#### WHAT NEEDS TO BE DONE
Leave out the pictures and copy everything else below exactly.

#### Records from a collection
┄┄┄┄┄┄┄┄┄┄
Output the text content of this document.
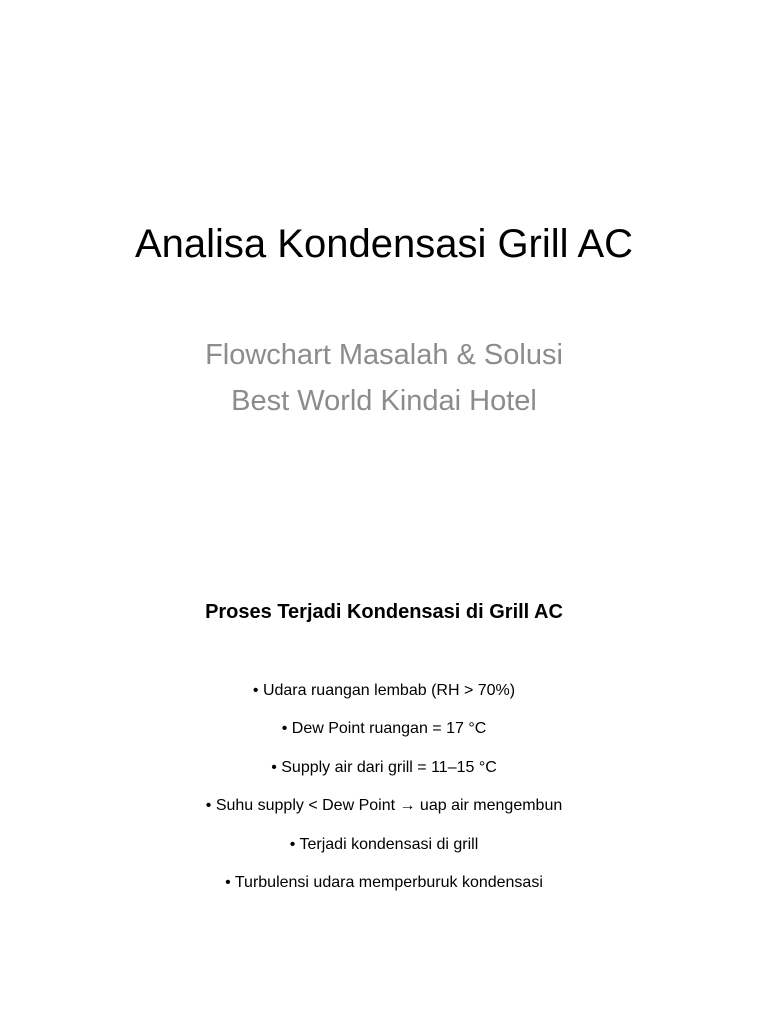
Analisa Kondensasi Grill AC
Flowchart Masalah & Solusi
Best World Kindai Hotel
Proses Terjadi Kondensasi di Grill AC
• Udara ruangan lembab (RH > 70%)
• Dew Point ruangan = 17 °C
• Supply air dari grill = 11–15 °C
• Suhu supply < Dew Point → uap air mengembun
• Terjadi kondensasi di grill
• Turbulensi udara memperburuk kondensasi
┄┄┄┄┄┄┄┄┄┄
#### FINISHED ANSWER
Output the text content of this document.
Analisa Kondensasi Grill AC
Flowchart Masalah & Solusi
Best World Kindai Hotel
Proses Terjadi Kondensasi di Grill AC
• Udara ruangan lembab (RH > 70%)
• Dew Point ruangan = 17 °C
• Supply air dari grill = 11–15 °C
• Suhu supply < Dew Point → uap air mengembun
• Terjadi kondensasi di grill
• Turbulensi udara memperburuk kondensasi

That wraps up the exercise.